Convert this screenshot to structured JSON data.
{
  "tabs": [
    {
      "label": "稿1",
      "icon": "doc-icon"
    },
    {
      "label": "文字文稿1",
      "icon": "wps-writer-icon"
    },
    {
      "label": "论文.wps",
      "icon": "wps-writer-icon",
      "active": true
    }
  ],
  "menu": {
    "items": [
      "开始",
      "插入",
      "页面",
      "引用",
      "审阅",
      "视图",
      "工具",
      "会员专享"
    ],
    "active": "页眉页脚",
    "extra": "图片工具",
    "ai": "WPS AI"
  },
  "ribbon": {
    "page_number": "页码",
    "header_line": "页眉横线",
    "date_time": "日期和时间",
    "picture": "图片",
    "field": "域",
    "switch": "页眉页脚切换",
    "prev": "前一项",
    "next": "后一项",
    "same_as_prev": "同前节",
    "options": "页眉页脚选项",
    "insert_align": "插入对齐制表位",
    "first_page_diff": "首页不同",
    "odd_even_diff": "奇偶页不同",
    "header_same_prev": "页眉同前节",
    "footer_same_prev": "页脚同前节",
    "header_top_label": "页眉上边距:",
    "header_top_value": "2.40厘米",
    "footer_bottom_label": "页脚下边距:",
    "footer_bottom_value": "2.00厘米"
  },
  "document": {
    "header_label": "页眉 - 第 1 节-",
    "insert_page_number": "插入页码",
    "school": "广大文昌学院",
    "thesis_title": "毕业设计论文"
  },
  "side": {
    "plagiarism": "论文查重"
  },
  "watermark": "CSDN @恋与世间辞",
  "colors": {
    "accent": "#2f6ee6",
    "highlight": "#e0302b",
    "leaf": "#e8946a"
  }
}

What to do: Word for word, quote all of the data above.

Exercise response:
Convert this screenshot to structured JSON data.
{
  "tabs": [
    {
      "label": "稿1",
      "icon": "doc-icon"
    },
    {
      "label": "文字文稿1",
      "icon": "wps-writer-icon"
    },
    {
      "label": "论文.wps",
      "icon": "wps-writer-icon",
      "active": true
    }
  ],
  "menu": {
    "items": [
      "开始",
      "插入",
      "页面",
      "引用",
      "审阅",
      "视图",
      "工具",
      "会员专享"
    ],
    "active": "页眉页脚",
    "extra": "图片工具",
    "ai": "WPS AI"
  },
  "ribbon": {
    "page_number": "页码",
    "header_line": "页眉横线",
    "date_time": "日期和时间",
    "picture": "图片",
    "field": "域",
    "switch": "页眉页脚切换",
    "prev": "前一项",
    "next": "后一项",
    "same_as_prev": "同前节",
    "options": "页眉页脚选项",
    "insert_align": "插入对齐制表位",
    "first_page_diff": "首页不同",
    "odd_even_diff": "奇偶页不同",
    "header_same_prev": "页眉同前节",
    "footer_same_prev": "页脚同前节",
    "header_top_label": "页眉上边距:",
    "header_top_value": "2.40厘米",
    "footer_bottom_label": "页脚下边距:",
    "footer_bottom_value": "2.00厘米"
  },
  "document": {
    "header_label": "页眉 - 第 1 节-",
    "insert_page_number": "插入页码",
    "school": "广大文昌学院",
    "thesis_title": "毕业设计论文"
  },
  "side": {
    "plagiarism": "论文查重"
  },
  "watermark": "CSDN @恋与世间辞",
  "colors": {
    "accent": "#2f6ee6",
    "highlight": "#e0302b",
    "leaf": "#e8946a"
  }
}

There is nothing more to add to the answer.